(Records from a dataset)
======
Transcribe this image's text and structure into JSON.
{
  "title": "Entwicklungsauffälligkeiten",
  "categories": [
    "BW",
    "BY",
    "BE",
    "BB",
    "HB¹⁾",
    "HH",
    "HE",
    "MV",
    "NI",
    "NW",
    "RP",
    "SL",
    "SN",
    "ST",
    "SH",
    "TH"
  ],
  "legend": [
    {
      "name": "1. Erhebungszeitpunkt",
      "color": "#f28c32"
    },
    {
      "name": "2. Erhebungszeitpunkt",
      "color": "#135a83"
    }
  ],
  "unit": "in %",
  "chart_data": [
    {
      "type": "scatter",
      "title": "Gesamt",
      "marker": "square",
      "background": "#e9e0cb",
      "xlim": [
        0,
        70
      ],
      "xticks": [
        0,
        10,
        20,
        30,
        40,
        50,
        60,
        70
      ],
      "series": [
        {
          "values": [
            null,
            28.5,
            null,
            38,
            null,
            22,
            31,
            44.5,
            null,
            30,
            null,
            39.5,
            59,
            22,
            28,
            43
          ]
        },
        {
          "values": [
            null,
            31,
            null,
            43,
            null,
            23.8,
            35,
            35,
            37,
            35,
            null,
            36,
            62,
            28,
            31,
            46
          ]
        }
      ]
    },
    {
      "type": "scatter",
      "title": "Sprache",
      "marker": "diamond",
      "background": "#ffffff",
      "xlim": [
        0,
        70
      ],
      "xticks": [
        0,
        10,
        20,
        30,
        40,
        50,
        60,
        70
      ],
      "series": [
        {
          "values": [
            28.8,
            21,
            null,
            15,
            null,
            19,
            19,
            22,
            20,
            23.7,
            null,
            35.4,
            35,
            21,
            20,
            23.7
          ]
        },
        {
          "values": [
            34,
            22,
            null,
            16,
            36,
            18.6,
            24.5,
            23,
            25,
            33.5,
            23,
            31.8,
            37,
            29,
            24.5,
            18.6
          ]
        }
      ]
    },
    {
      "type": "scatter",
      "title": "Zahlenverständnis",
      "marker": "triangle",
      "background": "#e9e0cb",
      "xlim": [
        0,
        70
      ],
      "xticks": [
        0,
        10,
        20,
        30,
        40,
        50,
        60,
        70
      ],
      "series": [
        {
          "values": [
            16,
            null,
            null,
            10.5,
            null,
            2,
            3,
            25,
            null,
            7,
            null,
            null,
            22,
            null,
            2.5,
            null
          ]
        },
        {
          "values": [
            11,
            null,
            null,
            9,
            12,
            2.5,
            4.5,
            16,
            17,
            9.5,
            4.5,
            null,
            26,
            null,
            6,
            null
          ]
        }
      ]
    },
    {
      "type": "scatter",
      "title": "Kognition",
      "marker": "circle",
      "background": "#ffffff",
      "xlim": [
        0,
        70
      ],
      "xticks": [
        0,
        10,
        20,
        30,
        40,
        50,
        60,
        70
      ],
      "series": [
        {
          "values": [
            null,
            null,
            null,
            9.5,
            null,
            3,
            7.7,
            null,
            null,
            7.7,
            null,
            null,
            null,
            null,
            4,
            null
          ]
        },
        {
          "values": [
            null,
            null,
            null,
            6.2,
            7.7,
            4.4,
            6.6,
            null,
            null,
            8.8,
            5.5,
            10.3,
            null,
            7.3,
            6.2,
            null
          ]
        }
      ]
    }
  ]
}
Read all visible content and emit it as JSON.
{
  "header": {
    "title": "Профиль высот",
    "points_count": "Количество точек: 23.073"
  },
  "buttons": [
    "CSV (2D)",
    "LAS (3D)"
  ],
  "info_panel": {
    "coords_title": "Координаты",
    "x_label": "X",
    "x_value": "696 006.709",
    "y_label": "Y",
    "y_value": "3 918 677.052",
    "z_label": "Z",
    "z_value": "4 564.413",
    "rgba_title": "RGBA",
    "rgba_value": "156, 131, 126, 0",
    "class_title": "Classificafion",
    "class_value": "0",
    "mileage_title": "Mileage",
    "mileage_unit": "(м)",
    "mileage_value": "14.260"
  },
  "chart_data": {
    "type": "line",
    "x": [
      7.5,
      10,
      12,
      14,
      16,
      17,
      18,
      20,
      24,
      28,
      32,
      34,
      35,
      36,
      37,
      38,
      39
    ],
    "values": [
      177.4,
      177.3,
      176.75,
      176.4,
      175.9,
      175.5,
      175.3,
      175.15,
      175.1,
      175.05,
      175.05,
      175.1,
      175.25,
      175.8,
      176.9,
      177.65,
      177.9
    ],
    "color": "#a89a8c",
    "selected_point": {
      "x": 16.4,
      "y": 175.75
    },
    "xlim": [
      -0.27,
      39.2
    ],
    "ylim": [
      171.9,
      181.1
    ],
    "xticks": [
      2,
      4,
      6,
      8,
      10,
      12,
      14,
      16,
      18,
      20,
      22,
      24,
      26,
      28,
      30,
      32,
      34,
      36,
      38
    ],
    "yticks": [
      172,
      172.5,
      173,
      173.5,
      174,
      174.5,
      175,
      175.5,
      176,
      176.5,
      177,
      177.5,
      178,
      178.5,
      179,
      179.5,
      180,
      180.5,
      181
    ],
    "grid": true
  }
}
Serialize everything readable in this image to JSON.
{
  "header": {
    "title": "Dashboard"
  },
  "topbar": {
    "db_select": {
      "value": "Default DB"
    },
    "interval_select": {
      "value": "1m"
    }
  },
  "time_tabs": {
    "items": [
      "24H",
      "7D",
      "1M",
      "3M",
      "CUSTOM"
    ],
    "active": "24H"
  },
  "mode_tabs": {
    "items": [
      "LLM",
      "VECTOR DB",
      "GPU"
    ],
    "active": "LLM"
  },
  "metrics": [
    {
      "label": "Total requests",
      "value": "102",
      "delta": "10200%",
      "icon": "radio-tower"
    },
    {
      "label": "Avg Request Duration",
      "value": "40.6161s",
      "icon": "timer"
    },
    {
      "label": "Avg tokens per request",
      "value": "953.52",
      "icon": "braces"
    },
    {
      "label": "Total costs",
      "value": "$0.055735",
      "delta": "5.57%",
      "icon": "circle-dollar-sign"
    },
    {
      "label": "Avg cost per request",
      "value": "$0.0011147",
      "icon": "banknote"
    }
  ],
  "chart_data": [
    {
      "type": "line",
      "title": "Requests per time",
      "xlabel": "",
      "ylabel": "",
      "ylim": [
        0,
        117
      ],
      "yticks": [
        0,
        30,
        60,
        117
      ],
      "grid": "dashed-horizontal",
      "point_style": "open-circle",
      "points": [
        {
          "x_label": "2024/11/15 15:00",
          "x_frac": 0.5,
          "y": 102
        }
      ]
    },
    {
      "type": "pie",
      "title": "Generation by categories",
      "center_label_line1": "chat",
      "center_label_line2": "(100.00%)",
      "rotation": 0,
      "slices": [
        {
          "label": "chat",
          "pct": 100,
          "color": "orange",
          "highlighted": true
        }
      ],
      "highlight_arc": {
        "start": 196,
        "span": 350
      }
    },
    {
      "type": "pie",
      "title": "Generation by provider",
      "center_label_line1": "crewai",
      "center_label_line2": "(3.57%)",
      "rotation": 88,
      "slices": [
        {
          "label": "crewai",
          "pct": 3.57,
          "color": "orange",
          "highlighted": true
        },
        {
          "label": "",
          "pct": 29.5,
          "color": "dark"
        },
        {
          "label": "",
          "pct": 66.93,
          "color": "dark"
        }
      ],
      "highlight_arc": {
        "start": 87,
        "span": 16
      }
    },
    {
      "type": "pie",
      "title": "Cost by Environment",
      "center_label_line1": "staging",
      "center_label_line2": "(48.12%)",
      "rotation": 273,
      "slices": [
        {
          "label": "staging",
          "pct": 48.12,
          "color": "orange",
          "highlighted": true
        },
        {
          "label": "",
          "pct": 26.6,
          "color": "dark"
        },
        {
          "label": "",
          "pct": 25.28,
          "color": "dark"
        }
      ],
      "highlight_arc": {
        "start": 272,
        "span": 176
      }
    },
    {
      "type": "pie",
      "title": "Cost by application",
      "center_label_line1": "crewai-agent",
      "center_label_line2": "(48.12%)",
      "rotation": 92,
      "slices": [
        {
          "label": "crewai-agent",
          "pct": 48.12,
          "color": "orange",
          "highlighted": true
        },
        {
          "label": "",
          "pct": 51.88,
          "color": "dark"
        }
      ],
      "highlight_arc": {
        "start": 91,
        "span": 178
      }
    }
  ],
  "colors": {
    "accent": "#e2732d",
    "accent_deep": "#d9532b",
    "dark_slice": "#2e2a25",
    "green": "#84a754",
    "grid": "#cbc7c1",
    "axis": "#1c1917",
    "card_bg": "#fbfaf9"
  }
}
======
Of the lines in the material, how many include "Generation"? Respond with the number alone.

**The output:** 2